▸ Required task: Search the records below for the word "Aand" and show every line where it occurs.

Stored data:
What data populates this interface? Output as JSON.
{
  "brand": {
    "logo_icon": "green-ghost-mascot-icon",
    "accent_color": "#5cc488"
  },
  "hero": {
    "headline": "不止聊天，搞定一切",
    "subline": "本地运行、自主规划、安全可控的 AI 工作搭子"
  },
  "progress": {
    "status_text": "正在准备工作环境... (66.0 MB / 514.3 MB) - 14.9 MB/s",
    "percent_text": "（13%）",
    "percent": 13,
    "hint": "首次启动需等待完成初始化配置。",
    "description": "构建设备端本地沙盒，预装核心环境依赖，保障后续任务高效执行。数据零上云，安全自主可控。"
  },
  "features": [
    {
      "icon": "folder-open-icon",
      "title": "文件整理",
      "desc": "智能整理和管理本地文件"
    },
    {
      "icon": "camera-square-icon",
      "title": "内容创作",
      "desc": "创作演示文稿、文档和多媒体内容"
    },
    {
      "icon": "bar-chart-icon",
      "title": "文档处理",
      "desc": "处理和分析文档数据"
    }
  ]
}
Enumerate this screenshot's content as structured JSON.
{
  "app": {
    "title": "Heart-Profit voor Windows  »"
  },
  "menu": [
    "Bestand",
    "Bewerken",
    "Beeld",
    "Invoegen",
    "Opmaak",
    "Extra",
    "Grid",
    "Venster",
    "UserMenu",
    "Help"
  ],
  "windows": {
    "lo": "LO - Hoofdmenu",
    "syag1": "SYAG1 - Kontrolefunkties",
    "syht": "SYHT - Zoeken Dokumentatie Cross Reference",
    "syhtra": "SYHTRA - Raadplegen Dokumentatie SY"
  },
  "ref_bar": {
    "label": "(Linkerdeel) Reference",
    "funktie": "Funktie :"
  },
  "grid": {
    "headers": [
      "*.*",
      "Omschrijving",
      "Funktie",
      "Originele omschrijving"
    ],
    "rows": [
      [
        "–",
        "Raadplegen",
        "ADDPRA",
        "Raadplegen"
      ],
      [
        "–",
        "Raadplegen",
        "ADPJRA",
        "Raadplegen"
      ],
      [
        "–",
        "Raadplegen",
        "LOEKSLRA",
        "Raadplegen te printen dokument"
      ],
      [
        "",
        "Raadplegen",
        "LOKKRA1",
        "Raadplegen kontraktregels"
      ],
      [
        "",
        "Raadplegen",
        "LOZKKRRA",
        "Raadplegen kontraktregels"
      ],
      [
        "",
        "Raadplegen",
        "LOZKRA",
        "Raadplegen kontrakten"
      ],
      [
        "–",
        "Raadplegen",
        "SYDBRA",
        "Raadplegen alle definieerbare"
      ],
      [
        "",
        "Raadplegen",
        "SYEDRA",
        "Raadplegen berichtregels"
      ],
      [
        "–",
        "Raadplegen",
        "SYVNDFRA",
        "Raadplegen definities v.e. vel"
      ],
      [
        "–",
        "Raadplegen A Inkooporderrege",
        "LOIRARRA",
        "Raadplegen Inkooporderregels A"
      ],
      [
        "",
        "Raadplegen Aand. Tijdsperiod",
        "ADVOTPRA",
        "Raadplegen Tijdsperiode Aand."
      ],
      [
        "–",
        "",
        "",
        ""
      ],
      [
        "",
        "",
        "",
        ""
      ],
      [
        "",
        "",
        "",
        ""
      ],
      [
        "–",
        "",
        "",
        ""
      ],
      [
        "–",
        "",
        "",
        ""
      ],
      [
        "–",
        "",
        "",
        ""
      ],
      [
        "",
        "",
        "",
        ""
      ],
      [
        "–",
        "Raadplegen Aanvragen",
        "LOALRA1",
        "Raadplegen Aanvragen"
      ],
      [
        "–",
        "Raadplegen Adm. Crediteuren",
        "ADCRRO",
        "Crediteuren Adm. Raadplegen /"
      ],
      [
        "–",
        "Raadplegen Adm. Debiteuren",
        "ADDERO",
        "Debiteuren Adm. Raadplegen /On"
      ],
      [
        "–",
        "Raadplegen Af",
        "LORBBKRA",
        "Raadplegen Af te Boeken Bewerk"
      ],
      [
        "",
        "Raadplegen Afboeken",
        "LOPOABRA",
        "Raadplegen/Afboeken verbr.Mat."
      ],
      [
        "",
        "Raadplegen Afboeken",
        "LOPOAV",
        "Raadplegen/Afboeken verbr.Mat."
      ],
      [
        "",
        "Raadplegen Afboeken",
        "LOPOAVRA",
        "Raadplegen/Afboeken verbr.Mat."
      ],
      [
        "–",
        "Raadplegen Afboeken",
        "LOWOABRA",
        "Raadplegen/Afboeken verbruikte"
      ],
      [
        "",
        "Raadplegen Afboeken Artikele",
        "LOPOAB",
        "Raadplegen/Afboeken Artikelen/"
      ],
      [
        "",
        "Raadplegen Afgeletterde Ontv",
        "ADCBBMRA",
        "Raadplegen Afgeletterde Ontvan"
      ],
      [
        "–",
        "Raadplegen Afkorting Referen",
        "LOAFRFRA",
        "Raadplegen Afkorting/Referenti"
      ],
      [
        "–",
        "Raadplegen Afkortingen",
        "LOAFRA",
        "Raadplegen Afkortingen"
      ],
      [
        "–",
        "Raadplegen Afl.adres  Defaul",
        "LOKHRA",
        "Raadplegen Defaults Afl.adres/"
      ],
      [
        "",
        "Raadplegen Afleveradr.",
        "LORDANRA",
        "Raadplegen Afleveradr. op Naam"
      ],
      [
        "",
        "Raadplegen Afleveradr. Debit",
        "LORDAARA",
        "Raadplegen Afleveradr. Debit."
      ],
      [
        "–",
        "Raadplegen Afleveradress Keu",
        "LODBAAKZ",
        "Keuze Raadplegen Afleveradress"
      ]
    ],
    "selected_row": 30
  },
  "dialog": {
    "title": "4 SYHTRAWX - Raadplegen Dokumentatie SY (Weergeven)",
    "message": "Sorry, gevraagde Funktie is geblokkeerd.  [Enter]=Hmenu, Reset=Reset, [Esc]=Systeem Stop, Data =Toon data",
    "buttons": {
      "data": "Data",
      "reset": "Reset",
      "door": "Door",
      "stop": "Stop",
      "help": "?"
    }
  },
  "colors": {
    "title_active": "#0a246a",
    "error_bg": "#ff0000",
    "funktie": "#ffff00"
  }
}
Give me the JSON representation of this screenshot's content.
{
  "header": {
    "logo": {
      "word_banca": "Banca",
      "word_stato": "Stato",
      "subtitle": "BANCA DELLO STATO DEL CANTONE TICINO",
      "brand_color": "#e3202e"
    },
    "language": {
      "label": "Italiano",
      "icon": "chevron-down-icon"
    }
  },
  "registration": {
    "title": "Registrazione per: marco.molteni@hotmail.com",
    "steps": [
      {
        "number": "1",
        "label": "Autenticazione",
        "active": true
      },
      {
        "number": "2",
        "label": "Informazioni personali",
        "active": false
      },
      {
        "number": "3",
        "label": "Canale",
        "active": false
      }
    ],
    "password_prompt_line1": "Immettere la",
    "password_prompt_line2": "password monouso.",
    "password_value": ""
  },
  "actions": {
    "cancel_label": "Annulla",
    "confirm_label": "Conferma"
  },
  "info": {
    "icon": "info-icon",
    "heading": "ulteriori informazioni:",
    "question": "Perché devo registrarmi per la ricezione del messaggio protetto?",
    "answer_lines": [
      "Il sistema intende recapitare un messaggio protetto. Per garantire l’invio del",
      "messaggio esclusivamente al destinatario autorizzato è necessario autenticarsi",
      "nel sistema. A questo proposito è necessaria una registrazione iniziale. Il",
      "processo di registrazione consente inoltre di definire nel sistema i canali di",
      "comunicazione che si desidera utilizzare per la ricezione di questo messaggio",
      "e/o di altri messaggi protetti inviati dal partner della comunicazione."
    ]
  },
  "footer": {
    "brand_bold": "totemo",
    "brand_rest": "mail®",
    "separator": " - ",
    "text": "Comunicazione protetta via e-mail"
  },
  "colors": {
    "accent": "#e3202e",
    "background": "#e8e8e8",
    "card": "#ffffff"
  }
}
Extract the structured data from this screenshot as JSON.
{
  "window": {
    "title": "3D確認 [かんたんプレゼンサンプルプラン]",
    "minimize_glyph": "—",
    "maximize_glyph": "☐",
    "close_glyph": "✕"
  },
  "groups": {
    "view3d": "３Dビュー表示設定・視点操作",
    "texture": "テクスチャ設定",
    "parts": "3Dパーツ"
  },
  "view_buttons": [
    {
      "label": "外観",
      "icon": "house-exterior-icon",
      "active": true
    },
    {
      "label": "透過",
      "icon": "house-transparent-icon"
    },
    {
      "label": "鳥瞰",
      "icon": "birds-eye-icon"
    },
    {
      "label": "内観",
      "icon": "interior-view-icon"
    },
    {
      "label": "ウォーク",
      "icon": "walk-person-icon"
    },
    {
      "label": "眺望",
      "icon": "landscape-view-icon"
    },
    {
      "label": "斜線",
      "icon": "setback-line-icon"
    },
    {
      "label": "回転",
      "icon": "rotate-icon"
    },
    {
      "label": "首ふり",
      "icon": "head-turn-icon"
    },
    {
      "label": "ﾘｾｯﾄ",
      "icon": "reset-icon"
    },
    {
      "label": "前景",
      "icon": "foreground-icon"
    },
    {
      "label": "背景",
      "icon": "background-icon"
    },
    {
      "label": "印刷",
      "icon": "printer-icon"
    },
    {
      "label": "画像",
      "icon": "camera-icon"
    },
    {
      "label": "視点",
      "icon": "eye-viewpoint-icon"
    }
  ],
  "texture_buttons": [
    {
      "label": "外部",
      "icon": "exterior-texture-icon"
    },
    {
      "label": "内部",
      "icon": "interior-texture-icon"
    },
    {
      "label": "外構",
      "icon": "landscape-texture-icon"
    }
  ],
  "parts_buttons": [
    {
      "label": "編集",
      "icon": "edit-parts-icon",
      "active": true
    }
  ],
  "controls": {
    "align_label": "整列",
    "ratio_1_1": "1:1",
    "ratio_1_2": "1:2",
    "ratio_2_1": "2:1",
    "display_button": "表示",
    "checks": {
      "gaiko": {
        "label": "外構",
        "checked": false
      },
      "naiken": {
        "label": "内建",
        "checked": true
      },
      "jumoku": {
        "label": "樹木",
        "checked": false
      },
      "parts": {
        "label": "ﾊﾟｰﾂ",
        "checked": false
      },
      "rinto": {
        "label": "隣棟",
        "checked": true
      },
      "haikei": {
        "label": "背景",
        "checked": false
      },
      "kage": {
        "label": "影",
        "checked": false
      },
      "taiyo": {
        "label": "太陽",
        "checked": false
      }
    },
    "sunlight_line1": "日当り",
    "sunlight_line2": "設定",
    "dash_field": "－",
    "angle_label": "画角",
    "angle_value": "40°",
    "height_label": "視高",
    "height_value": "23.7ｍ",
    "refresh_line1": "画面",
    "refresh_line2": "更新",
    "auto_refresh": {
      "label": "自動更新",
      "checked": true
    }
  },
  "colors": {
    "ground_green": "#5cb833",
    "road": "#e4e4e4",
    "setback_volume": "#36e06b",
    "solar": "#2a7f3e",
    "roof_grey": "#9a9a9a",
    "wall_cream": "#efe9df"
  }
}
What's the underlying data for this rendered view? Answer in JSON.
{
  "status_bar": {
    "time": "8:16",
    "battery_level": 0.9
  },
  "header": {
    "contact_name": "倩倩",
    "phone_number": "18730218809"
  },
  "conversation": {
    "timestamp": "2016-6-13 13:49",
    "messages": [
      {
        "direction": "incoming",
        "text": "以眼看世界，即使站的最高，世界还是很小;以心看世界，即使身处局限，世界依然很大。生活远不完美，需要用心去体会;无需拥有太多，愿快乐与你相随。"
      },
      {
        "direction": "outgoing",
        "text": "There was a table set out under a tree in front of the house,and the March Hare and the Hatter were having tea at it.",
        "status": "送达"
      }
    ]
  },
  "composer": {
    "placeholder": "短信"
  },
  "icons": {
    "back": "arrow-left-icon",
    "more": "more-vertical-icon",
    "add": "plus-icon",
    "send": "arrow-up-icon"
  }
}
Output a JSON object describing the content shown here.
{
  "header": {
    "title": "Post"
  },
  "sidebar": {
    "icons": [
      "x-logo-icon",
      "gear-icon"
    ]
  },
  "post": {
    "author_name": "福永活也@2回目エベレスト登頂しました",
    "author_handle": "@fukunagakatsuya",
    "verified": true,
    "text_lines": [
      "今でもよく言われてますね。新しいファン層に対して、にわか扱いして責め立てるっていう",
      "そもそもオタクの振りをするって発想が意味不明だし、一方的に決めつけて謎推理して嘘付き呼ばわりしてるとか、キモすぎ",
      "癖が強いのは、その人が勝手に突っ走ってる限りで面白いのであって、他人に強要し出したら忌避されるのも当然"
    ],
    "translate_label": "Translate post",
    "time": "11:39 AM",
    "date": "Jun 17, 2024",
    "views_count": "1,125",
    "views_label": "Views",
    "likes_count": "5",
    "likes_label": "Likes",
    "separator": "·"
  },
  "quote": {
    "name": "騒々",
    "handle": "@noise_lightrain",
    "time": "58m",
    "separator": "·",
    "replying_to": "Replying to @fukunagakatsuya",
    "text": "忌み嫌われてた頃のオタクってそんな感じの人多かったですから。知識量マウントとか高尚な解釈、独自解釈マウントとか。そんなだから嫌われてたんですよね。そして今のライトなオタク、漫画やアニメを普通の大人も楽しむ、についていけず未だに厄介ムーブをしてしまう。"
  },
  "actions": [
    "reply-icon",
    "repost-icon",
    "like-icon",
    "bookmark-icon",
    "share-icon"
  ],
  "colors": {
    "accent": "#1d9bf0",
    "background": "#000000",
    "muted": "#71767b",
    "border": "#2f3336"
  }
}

▸ Output below:
        "Raadplegen Aand. Tijdsperiod",
        "Raadplegen Tijdsperiode Aand."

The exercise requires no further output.